[Tarefas do exercício]:
**a.** Liste todos os assuntos que o editorial sobre cinema anuncia para esta edição.
**b.** Escreva a parte seguinte do editorial sobre cinema, começando logo depois da última frase que aparece nele.

[Documento]:
######

Contradições com raízes seculares

Nesta edição: um país repleto de tradição e incoerências, a alimentação como potencializador de uma nova perspectiva de vida e a relação de uma população com a comida e os animais

Filmes, para o bem ou para o mal, são mágicos. Eles mudam vidas, transformam pessoas. Este é o grande encanto da sétima arte, e, talvez, o principal motivo por encantar o público há mais de um século.

Uma película pode tocar o telespectador por suas qualidades técnicas, mas é o tema e como ele é retratado que a torna inesquecível. Pense no incrível Ainda Estou Aqui: tudo nele é marcante, desde a fotografia até a trilha e a escolha dos figurantes, mas é a união de argumento e elenco que o transforma nesta obra-prima. O olhar da Fernanda Torres na cena em um restaurante ao perceber famílias felizes estará para sempre na lembrança de todos.

######

[Conjunto de dados]:

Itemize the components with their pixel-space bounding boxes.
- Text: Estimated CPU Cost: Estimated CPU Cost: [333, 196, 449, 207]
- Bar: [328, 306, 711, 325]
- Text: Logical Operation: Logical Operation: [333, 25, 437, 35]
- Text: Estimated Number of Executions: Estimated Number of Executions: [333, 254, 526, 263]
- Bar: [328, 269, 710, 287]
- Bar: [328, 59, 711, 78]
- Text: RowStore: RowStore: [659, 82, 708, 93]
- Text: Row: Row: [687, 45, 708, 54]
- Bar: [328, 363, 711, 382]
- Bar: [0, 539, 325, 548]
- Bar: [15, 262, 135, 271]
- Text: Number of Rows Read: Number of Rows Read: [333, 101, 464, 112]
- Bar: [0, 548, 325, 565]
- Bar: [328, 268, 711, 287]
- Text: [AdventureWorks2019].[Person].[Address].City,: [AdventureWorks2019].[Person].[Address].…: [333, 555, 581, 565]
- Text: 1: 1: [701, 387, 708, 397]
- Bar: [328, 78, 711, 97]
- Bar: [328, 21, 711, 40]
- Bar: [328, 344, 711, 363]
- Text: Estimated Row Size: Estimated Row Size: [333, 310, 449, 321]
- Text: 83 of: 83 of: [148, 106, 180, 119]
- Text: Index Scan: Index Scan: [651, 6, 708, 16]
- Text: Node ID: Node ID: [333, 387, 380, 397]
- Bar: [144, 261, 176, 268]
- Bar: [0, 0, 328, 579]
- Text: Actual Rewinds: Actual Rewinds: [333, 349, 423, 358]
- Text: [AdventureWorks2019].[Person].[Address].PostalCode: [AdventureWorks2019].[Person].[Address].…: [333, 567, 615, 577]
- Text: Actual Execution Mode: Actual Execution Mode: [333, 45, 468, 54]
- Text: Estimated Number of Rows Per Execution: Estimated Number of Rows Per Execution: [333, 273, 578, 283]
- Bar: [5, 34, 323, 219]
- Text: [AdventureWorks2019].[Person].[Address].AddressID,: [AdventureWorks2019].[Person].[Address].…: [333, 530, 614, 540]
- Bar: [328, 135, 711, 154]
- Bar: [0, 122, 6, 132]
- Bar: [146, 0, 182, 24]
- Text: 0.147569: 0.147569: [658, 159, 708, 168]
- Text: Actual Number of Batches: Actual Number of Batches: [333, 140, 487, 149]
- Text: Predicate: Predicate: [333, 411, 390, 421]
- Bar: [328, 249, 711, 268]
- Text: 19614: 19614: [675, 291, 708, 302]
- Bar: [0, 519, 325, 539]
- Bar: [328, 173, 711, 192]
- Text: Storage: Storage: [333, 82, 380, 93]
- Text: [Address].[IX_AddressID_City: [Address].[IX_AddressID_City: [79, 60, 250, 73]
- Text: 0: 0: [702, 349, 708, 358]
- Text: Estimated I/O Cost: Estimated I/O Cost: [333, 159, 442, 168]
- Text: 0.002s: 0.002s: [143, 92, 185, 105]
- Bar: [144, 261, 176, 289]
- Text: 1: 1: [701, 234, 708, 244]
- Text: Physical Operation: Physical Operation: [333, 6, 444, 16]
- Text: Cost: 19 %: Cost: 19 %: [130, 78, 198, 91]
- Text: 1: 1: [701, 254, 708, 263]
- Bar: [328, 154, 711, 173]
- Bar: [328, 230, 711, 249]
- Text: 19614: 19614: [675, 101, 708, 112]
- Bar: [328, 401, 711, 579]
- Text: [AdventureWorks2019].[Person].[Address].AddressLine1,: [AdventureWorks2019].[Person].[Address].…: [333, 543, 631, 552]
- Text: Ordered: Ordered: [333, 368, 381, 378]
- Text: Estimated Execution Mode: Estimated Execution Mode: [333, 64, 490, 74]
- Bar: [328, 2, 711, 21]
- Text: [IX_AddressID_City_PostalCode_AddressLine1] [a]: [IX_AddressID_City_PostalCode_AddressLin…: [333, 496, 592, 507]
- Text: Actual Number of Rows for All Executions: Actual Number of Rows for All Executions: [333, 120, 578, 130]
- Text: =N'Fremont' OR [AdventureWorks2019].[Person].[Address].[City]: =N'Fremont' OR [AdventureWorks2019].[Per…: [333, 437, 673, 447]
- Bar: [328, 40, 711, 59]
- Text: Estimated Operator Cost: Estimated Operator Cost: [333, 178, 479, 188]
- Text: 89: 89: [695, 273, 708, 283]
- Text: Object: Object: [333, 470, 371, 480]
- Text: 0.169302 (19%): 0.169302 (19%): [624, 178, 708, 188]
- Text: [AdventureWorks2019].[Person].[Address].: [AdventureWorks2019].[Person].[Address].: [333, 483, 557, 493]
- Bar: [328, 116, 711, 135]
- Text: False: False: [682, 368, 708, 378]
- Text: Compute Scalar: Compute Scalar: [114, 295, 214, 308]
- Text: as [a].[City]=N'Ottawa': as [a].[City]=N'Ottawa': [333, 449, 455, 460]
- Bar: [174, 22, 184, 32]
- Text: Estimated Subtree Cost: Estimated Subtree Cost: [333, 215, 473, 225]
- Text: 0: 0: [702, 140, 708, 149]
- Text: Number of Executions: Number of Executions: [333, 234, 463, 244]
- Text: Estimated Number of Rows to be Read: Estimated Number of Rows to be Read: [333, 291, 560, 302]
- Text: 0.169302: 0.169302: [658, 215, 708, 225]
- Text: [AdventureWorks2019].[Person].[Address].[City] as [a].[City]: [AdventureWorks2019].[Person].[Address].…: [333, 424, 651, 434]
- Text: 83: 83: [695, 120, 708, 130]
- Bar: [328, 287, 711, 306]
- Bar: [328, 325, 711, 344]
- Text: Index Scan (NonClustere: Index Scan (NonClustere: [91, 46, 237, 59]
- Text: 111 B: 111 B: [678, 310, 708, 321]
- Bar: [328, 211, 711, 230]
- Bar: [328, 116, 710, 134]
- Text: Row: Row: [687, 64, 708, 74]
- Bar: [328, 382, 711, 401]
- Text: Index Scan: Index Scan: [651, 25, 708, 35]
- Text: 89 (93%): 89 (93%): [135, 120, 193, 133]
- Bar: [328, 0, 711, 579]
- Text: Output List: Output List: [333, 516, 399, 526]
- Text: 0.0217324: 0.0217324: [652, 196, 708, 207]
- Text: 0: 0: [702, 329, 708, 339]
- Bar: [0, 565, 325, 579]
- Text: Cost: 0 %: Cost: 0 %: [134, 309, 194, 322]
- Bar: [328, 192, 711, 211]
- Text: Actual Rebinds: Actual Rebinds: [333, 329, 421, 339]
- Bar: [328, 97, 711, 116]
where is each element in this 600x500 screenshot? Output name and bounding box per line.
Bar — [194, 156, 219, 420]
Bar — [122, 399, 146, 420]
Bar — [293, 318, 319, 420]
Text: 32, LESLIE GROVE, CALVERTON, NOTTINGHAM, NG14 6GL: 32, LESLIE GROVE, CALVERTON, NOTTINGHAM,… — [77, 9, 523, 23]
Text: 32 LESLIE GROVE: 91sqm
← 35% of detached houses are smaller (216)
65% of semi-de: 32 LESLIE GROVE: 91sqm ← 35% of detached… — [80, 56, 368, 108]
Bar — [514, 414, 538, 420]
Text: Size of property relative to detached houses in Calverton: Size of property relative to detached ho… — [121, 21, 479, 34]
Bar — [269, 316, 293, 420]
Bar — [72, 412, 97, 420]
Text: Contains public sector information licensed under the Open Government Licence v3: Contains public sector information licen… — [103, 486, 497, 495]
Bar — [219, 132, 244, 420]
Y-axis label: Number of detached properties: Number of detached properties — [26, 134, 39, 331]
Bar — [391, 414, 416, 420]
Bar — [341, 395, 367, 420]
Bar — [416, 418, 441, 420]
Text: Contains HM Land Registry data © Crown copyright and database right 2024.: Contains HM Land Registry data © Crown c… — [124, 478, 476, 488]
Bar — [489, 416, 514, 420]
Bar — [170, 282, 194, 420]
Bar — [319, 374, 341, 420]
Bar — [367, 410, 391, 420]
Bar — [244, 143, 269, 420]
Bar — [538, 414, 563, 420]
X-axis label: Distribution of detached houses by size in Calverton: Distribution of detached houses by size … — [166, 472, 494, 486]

######

[Resultados]:
**a.**
- um país repleto de tradição e incoerências
- a alimentação como potencializador de uma nova perspectiva de vida
- a relação de uma população com a comida e os animais

**b.**
Quanto aos documentários, acredito que isso seja ainda mais forte quando o tema é menos recorrente e o roteiro é bem-construído. Caso de Muco: Contradição na Tradição, dirigido por Oberom Silva, que nos surpreende desde o primeiro minuto.

Uma trilha inesperada

A produção, íntima e sensível, mostra a viagem de Oberom e seu irmão desde Minas Gerais até a Índia para se aprofundarem nos princípios do yoga. Ao pensar a jornada, os dois esperavam comprovar, por meio de depoimentos de especialistas e gurus, seu comprometimento com a preservação da fauna e da flora e como ele dialoga com todas as tradições.

Contudo, o que encontraram foi um país forjado em contradições que põem em dúvida até a tradição do próprio yoga. O filme introduz uma visão crítica dos hábitos da população indiana, com destaque para o consumo alimentício e como ele vai de encontro ao que prega a ancestral filosofia local.

A luta contra a contradição

Segundo o dicionário Michaelis, contradição é “incoerência entre palavras e ações; discrepância, incongruência”.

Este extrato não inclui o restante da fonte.